--- start ---
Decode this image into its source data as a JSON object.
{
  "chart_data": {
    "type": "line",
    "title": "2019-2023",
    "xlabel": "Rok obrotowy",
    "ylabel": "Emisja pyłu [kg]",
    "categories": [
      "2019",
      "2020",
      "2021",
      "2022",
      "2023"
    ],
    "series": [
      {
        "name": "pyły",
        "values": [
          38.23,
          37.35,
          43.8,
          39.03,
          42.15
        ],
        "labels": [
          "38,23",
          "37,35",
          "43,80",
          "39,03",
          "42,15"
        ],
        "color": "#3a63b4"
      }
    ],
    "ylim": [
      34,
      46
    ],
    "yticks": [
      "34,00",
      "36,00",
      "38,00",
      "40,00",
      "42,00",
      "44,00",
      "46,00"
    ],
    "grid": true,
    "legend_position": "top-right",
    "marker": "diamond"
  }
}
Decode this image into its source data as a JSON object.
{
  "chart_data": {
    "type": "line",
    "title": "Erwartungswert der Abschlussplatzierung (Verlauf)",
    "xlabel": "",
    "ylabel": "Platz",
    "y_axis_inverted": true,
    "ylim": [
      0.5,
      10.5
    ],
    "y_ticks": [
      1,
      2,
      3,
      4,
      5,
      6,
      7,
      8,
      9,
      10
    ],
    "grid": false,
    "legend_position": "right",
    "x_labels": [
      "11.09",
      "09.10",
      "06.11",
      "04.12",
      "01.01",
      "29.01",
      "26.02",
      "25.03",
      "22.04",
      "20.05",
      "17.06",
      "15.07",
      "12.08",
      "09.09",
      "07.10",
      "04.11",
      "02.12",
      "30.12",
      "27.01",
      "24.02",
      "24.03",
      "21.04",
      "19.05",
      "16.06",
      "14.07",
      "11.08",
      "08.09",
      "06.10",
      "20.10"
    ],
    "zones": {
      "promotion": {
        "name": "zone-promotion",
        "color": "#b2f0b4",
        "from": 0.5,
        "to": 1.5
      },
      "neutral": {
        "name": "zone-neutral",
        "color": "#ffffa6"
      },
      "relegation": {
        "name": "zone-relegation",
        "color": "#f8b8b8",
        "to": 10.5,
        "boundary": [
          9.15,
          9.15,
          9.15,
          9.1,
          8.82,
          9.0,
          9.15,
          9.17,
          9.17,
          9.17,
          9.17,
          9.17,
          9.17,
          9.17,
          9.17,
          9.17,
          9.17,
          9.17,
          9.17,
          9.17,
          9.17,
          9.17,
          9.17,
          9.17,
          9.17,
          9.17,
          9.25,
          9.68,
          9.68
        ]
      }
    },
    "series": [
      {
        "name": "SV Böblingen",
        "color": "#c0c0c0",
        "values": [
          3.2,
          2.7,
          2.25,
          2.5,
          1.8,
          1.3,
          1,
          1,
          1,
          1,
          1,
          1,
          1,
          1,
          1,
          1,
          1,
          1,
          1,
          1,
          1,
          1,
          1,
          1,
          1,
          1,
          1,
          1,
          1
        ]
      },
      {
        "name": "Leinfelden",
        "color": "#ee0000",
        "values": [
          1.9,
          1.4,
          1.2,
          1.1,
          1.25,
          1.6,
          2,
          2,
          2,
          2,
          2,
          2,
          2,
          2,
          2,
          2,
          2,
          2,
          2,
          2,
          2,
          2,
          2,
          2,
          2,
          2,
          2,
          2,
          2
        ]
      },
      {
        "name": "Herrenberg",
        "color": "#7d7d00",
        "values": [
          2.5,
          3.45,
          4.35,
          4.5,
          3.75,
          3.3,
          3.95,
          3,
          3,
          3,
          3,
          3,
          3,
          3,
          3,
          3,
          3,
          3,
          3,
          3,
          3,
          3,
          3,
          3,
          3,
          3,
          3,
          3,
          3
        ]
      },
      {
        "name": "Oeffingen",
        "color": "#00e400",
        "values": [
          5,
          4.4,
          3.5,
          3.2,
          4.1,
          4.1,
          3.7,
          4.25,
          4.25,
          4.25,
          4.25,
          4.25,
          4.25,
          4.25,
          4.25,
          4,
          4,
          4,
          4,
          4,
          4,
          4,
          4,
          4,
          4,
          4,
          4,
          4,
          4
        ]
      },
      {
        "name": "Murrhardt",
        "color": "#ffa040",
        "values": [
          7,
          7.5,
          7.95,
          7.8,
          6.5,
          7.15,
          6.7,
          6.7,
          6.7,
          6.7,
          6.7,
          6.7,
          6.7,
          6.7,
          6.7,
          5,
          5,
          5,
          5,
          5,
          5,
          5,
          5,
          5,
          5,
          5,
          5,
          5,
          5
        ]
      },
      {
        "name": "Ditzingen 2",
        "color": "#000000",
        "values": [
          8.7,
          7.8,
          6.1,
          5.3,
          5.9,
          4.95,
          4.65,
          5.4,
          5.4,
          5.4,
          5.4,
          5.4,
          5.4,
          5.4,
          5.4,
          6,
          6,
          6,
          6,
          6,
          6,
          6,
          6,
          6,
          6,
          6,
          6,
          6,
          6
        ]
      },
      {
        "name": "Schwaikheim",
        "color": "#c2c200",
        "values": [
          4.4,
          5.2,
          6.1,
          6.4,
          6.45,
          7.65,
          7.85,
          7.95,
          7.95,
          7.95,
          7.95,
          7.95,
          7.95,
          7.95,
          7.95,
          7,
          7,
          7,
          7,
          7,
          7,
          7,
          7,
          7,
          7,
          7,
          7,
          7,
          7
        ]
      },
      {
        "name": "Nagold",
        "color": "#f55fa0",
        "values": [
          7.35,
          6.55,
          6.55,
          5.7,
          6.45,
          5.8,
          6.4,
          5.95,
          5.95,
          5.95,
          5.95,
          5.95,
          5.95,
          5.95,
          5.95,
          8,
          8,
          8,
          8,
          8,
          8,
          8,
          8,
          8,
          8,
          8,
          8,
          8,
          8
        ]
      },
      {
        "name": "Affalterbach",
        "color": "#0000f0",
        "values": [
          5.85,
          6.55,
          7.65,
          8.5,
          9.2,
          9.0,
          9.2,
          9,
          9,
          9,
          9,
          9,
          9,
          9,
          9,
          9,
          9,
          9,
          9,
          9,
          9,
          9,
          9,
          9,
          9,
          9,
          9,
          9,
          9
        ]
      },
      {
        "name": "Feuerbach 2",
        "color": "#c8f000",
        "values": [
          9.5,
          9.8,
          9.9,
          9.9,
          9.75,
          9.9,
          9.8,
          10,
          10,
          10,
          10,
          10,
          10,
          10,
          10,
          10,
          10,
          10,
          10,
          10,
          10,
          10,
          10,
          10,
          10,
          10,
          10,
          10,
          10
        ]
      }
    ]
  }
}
--- end ---
WHAT YOU HAVE TO DO:
Make an exact copy of every entry.

RESULT:
Decode this image into its source data as a JSON object.
{
  "chart_data": {
    "type": "line",
    "title": "2019-2023",
    "xlabel": "Rok obrotowy",
    "ylabel": "Emisja pyłu [kg]",
    "categories": [
      "2019",
      "2020",
      "2021",
      "2022",
      "2023"
    ],
    "series": [
      {
        "name": "pyły",
        "values": [
          38.23,
          37.35,
          43.8,
          39.03,
          42.15
        ],
        "labels": [
          "38,23",
          "37,35",
          "43,80",
          "39,03",
          "42,15"
        ],
        "color": "#3a63b4"
      }
    ],
    "ylim": [
      34,
      46
    ],
    "yticks": [
      "34,00",
      "36,00",
      "38,00",
      "40,00",
      "42,00",
      "44,00",
      "46,00"
    ],
    "grid": true,
    "legend_position": "top-right",
    "marker": "diamond"
  }
}
Decode this image into its source data as a JSON object.
{
  "chart_data": {
    "type": "line",
    "title": "Erwartungswert der Abschlussplatzierung (Verlauf)",
    "xlabel": "",
    "ylabel": "Platz",
    "y_axis_inverted": true,
    "ylim": [
      0.5,
      10.5
    ],
    "y_ticks": [
      1,
      2,
      3,
      4,
      5,
      6,
      7,
      8,
      9,
      10
    ],
    "grid": false,
    "legend_position": "right",
    "x_labels": [
      "11.09",
      "09.10",
      "06.11",
      "04.12",
      "01.01",
      "29.01",
      "26.02",
      "25.03",
      "22.04",
      "20.05",
      "17.06",
      "15.07",
      "12.08",
      "09.09",
      "07.10",
      "04.11",
      "02.12",
      "30.12",
      "27.01",
      "24.02",
      "24.03",
      "21.04",
      "19.05",
      "16.06",
      "14.07",
      "11.08",
      "08.09",
      "06.10",
      "20.10"
    ],
    "zones": {
      "promotion": {
        "name": "zone-promotion",
        "color": "#b2f0b4",
        "from": 0.5,
        "to": 1.5
      },
      "neutral": {
        "name": "zone-neutral",
        "color": "#ffffa6"
      },
      "relegation": {
        "name": "zone-relegation",
        "color": "#f8b8b8",
        "to": 10.5,
        "boundary": [
          9.15,
          9.15,
          9.15,
          9.1,
          8.82,
          9.0,
          9.15,
          9.17,
          9.17,
          9.17,
          9.17,
          9.17,
          9.17,
          9.17,
          9.17,
          9.17,
          9.17,
          9.17,
          9.17,
          9.17,
          9.17,
          9.17,
          9.17,
          9.17,
          9.17,
          9.17,
          9.25,
          9.68,
          9.68
        ]
      }
    },
    "series": [
      {
        "name": "SV Böblingen",
        "color": "#c0c0c0",
        "values": [
          3.2,
          2.7,
          2.25,
          2.5,
          1.8,
          1.3,
          1,
          1,
          1,
          1,
          1,
          1,
          1,
          1,
          1,
          1,
          1,
          1,
          1,
          1,
          1,
          1,
          1,
          1,
          1,
          1,
          1,
          1,
          1
        ]
      },
      {
        "name": "Leinfelden",
        "color": "#ee0000",
        "values": [
          1.9,
          1.4,
          1.2,
          1.1,
          1.25,
          1.6,
          2,
          2,
          2,
          2,
          2,
          2,
          2,
          2,
          2,
          2,
          2,
          2,
          2,
          2,
          2,
          2,
          2,
          2,
          2,
          2,
          2,
          2,
          2
        ]
      },
      {
        "name": "Herrenberg",
        "color": "#7d7d00",
        "values": [
          2.5,
          3.45,
          4.35,
          4.5,
          3.75,
          3.3,
          3.95,
          3,
          3,
          3,
          3,
          3,
          3,
          3,
          3,
          3,
          3,
          3,
          3,
          3,
          3,
          3,
          3,
          3,
          3,
          3,
          3,
          3,
          3
        ]
      },
      {
        "name": "Oeffingen",
        "color": "#00e400",
        "values": [
          5,
          4.4,
          3.5,
          3.2,
          4.1,
          4.1,
          3.7,
          4.25,
          4.25,
          4.25,
          4.25,
          4.25,
          4.25,
          4.25,
          4.25,
          4,
          4,
          4,
          4,
          4,
          4,
          4,
          4,
          4,
          4,
          4,
          4,
          4,
          4
        ]
      },
      {
        "name": "Murrhardt",
        "color": "#ffa040",
        "values": [
          7,
          7.5,
          7.95,
          7.8,
          6.5,
          7.15,
          6.7,
          6.7,
          6.7,
          6.7,
          6.7,
          6.7,
          6.7,
          6.7,
          6.7,
          5,
          5,
          5,
          5,
          5,
          5,
          5,
          5,
          5,
          5,
          5,
          5,
          5,
          5
        ]
      },
      {
        "name": "Ditzingen 2",
        "color": "#000000",
        "values": [
          8.7,
          7.8,
          6.1,
          5.3,
          5.9,
          4.95,
          4.65,
          5.4,
          5.4,
          5.4,
          5.4,
          5.4,
          5.4,
          5.4,
          5.4,
          6,
          6,
          6,
          6,
          6,
          6,
          6,
          6,
          6,
          6,
          6,
          6,
          6,
          6
        ]
      },
      {
        "name": "Schwaikheim",
        "color": "#c2c200",
        "values": [
          4.4,
          5.2,
          6.1,
          6.4,
          6.45,
          7.65,
          7.85,
          7.95,
          7.95,
          7.95,
          7.95,
          7.95,
          7.95,
          7.95,
          7.95,
          7,
          7,
          7,
          7,
          7,
          7,
          7,
          7,
          7,
          7,
          7,
          7,
          7,
          7
        ]
      },
      {
        "name": "Nagold",
        "color": "#f55fa0",
        "values": [
          7.35,
          6.55,
          6.55,
          5.7,
          6.45,
          5.8,
          6.4,
          5.95,
          5.95,
          5.95,
          5.95,
          5.95,
          5.95,
          5.95,
          5.95,
          8,
          8,
          8,
          8,
          8,
          8,
          8,
          8,
          8,
          8,
          8,
          8,
          8,
          8
        ]
      },
      {
        "name": "Affalterbach",
        "color": "#0000f0",
        "values": [
          5.85,
          6.55,
          7.65,
          8.5,
          9.2,
          9.0,
          9.2,
          9,
          9,
          9,
          9,
          9,
          9,
          9,
          9,
          9,
          9,
          9,
          9,
          9,
          9,
          9,
          9,
          9,
          9,
          9,
          9,
          9,
          9
        ]
      },
      {
        "name": "Feuerbach 2",
        "color": "#c8f000",
        "values": [
          9.5,
          9.8,
          9.9,
          9.9,
          9.75,
          9.9,
          9.8,
          10,
          10,
          10,
          10,
          10,
          10,
          10,
          10,
          10,
          10,
          10,
          10,
          10,
          10,
          10,
          10,
          10,
          10,
          10,
          10,
          10,
          10
        ]
      }
    ]
  }
}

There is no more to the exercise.